[Lines of data]
-----
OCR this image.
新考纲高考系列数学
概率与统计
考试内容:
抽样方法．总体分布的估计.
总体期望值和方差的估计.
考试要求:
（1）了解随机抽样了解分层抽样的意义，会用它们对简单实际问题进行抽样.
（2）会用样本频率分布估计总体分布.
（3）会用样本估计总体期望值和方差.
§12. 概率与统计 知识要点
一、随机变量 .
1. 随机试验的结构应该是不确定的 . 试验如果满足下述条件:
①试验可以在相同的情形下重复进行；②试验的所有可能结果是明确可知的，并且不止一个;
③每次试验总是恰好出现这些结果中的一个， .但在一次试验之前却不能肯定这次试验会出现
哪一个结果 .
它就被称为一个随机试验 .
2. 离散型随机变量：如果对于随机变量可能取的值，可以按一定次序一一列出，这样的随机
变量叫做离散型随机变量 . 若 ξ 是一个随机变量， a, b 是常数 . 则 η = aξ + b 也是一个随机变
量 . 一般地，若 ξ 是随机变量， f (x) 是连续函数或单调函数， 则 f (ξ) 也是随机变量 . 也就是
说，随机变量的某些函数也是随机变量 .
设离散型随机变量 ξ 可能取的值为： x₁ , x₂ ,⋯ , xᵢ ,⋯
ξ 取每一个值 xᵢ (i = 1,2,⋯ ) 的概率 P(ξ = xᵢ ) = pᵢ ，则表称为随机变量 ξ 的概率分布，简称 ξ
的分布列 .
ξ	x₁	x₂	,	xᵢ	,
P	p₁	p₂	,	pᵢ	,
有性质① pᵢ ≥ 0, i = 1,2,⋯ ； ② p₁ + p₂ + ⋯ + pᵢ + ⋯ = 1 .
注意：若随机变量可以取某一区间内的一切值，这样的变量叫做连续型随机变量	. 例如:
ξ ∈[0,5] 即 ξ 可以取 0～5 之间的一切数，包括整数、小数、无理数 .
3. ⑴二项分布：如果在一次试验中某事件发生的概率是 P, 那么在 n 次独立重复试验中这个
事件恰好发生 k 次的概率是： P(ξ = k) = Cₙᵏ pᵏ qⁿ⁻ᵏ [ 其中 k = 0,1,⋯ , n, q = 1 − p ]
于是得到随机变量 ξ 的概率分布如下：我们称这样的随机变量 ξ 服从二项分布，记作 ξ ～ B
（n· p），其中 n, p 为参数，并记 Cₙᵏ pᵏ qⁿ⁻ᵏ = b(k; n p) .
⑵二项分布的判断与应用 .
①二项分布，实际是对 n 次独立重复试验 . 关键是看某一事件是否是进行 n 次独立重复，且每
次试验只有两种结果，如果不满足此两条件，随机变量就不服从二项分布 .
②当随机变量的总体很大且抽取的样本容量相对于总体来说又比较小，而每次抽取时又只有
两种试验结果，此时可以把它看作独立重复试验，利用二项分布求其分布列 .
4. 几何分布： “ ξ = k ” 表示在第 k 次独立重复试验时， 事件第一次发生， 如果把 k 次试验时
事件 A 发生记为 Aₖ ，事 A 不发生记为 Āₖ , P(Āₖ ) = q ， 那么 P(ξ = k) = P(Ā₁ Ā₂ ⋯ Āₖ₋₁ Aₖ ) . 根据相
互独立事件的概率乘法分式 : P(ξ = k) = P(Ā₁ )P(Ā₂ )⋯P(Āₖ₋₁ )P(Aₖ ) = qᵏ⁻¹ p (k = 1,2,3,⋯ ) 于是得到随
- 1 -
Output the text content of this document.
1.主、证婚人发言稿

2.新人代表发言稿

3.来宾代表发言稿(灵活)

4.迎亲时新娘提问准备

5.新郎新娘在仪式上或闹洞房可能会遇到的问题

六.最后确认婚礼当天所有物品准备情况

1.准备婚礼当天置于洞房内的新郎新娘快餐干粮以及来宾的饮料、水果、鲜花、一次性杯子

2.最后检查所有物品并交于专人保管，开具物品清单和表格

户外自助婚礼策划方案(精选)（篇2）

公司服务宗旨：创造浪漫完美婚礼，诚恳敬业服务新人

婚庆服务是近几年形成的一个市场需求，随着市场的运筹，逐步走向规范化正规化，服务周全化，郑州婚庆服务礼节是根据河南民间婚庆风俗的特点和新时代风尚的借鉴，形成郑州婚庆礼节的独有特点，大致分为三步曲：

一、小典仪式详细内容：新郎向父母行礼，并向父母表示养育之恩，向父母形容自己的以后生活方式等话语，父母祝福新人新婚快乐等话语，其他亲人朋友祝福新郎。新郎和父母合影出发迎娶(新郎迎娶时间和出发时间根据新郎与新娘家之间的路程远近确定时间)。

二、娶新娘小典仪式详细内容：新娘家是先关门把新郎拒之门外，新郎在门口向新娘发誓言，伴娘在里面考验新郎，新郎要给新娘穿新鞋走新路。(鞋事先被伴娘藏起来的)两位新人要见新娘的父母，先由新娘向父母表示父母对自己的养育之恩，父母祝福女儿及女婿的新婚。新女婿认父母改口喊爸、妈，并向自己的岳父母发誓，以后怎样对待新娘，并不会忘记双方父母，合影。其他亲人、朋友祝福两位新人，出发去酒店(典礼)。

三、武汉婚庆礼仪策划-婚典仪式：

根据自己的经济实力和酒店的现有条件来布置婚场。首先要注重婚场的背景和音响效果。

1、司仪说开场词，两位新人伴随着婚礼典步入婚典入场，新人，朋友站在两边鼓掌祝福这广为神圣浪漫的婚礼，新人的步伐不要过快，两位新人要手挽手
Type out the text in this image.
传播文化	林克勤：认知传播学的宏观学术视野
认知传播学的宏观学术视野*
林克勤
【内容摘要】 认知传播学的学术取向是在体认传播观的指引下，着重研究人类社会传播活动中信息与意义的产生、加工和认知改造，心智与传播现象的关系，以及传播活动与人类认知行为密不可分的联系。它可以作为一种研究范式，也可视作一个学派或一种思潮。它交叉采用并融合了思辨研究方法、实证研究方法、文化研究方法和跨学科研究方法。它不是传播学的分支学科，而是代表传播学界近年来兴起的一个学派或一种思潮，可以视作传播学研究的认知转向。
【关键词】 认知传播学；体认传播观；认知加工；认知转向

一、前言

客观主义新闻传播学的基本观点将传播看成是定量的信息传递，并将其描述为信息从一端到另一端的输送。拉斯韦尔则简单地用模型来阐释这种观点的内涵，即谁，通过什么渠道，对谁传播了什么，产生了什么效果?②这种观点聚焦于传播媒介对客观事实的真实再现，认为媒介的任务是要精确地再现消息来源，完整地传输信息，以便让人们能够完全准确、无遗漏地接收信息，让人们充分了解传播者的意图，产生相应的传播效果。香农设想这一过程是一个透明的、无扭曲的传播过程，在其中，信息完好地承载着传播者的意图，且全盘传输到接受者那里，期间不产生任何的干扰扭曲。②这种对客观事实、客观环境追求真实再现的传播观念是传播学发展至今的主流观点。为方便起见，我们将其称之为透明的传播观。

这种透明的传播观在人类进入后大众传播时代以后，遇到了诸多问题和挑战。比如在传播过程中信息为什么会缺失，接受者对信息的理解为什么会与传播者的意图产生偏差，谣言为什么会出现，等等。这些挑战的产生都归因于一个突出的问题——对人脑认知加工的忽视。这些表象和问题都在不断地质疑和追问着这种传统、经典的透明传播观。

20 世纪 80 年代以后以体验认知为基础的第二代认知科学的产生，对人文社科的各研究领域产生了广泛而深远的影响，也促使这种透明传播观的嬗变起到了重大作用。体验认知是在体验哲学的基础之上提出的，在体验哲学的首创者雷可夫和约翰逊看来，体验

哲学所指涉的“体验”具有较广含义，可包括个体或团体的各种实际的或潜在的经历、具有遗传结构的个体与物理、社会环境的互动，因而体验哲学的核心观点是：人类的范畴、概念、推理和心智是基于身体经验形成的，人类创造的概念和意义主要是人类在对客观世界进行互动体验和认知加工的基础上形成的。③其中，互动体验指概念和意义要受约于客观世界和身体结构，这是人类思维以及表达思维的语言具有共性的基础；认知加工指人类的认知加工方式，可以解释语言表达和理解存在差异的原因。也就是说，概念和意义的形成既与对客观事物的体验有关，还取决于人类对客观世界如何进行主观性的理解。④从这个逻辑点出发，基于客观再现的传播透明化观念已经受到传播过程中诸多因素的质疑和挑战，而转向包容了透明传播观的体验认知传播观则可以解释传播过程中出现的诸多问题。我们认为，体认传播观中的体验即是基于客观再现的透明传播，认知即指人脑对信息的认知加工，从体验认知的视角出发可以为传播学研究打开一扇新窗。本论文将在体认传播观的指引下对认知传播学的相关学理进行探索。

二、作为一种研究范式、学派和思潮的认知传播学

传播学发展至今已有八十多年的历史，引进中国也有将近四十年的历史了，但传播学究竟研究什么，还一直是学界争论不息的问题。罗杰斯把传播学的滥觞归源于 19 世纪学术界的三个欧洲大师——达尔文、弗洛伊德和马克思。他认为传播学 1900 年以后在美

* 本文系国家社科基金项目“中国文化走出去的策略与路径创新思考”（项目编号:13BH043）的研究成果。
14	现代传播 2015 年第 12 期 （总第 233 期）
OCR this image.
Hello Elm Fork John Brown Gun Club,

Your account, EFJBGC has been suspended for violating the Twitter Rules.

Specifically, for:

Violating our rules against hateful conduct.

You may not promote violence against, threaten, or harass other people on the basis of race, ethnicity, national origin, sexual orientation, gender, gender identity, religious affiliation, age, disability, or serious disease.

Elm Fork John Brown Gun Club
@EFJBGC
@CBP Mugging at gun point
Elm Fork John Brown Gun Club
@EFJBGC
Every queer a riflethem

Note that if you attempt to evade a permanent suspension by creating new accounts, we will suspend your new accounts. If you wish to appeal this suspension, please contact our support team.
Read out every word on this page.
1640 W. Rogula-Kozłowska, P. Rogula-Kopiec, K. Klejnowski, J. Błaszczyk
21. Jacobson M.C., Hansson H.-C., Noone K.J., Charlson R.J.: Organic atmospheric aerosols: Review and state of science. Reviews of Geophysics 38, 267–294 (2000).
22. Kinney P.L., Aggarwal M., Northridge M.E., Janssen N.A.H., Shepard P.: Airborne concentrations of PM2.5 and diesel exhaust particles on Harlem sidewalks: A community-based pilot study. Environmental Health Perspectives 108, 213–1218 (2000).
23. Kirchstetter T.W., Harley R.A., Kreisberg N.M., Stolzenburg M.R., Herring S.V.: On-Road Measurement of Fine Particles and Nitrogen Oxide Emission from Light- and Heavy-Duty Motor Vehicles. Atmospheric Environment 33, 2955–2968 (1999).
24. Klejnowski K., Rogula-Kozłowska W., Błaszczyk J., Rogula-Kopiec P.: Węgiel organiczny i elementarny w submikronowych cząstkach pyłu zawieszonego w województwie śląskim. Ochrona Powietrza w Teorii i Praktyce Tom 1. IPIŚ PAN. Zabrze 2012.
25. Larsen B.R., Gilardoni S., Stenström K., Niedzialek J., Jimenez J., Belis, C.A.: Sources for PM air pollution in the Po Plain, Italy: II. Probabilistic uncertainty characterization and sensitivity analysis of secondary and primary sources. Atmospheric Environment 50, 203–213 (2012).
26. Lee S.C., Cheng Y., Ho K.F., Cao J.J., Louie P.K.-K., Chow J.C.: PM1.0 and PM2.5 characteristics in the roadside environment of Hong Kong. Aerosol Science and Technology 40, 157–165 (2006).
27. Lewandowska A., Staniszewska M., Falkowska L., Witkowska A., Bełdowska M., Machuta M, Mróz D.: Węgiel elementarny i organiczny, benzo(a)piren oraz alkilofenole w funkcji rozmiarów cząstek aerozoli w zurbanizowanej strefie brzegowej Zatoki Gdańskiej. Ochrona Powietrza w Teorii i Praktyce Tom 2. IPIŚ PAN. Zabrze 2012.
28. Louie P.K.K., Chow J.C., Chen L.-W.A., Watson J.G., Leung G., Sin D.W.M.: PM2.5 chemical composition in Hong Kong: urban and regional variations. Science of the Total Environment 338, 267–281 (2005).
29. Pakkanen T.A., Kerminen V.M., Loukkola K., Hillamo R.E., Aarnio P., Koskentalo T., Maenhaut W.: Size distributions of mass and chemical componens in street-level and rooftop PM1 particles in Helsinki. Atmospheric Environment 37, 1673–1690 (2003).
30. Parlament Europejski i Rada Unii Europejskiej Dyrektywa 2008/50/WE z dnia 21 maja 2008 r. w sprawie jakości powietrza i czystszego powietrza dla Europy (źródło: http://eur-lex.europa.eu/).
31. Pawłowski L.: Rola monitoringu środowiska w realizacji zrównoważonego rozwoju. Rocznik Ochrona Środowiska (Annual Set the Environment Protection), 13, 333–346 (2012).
-----
Work required = Find each line in the records holding the string "认知传播学的宏观学术视野" and show it.

Written response =
传播文化	林克勤：认知传播学的宏观学术视野
认知传播学的宏观学术视野*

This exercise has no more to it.